## Information given
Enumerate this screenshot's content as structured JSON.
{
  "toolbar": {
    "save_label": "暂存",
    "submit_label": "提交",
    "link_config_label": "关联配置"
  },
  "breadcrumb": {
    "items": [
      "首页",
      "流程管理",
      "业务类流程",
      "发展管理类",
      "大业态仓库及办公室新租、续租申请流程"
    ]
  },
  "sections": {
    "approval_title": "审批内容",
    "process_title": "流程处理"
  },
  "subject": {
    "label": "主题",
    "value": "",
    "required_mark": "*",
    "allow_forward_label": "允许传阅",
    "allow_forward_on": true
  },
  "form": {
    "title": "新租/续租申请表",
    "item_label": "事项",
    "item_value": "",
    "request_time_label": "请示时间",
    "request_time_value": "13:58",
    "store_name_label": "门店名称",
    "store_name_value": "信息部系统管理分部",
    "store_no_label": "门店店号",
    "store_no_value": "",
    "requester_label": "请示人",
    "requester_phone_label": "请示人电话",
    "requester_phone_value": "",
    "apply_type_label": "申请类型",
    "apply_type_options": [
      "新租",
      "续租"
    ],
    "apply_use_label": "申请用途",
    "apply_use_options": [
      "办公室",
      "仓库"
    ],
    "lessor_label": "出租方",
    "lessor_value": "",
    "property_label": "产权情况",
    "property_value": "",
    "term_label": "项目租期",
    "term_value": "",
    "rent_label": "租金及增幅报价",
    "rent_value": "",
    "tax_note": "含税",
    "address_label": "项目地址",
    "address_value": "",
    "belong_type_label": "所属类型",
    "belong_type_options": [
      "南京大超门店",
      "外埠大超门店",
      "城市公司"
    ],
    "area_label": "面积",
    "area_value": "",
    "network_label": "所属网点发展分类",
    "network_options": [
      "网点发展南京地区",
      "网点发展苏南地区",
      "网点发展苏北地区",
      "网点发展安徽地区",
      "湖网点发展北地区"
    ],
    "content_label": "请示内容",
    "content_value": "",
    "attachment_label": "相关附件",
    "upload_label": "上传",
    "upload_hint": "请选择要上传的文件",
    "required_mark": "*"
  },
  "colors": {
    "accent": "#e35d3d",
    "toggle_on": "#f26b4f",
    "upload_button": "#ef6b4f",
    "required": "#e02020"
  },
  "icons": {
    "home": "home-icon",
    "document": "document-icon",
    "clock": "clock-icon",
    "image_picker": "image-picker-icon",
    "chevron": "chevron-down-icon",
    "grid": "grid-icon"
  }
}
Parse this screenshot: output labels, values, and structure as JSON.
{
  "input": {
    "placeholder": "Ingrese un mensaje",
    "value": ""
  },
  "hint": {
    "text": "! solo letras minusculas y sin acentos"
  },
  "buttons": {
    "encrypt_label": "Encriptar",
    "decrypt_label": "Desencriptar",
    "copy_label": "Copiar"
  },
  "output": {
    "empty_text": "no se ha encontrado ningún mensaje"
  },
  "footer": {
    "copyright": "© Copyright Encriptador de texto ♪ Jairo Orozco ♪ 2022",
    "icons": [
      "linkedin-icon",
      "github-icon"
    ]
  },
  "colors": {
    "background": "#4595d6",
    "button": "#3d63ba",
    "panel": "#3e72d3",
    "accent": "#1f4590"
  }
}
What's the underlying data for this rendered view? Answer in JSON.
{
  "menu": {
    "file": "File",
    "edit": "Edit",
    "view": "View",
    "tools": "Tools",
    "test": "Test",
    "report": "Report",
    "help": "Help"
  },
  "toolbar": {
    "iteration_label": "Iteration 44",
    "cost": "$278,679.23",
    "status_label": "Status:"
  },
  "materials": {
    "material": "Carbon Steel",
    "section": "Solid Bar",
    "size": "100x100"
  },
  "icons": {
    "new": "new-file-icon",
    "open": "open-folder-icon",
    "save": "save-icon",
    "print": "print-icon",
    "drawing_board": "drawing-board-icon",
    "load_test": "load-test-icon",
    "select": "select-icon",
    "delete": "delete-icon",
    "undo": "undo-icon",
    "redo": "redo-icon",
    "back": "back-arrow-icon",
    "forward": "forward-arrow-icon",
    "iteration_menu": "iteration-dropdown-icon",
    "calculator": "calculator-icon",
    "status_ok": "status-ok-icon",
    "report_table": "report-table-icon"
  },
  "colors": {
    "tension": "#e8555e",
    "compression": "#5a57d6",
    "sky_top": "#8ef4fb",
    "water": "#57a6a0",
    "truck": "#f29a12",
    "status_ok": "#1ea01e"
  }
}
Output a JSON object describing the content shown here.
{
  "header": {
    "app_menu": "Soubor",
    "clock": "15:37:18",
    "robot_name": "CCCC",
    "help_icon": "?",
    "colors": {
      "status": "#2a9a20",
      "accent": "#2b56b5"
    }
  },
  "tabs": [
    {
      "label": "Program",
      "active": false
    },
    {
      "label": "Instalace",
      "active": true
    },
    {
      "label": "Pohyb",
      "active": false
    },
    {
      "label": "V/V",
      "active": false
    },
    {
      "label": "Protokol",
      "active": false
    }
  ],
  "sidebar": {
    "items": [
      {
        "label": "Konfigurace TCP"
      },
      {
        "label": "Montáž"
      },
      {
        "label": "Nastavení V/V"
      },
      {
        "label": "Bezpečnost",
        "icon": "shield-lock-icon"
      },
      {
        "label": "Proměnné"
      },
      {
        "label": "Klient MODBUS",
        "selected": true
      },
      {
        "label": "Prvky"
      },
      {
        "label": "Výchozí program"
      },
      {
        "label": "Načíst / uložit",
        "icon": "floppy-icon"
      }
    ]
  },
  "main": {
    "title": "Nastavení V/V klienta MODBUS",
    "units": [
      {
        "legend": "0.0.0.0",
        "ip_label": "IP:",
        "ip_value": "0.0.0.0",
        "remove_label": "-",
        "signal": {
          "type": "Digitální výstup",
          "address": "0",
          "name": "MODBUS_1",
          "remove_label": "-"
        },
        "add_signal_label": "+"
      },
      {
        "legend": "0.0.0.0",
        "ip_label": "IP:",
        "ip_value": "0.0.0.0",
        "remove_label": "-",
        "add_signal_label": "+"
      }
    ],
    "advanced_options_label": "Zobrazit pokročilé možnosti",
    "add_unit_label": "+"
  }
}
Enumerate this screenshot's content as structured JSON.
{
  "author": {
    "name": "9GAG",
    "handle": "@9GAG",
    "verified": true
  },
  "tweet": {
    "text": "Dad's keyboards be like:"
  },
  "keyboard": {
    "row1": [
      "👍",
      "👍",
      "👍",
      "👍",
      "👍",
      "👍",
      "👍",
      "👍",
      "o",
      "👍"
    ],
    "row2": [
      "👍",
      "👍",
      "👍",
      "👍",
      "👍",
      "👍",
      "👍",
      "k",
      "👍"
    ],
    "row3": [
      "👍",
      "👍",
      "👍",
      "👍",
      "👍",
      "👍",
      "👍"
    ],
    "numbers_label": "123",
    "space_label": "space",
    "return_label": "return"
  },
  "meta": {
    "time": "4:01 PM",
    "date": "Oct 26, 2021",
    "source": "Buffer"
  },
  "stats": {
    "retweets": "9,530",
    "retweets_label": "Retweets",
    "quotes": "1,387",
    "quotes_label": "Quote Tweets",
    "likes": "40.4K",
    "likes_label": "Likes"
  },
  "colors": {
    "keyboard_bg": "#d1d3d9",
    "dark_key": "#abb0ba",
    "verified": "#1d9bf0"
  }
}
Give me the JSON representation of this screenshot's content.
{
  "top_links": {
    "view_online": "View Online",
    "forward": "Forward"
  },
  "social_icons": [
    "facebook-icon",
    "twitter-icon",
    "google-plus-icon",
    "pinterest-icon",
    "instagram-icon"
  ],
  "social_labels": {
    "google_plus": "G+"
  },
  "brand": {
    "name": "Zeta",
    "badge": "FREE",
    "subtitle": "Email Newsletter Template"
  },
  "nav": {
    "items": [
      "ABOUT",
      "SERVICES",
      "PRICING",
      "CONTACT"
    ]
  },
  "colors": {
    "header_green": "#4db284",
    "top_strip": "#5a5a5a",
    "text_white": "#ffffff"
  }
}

## Set exercise
Identify all lines in the records above with the word "screenshot".

## Answer in full
Enumerate this screenshot's content as structured JSON.
Parse this screenshot: output labels, values, and structure as JSON.
Enumerate this screenshot's content as structured JSON.
Give me the JSON representation of this screenshot's content.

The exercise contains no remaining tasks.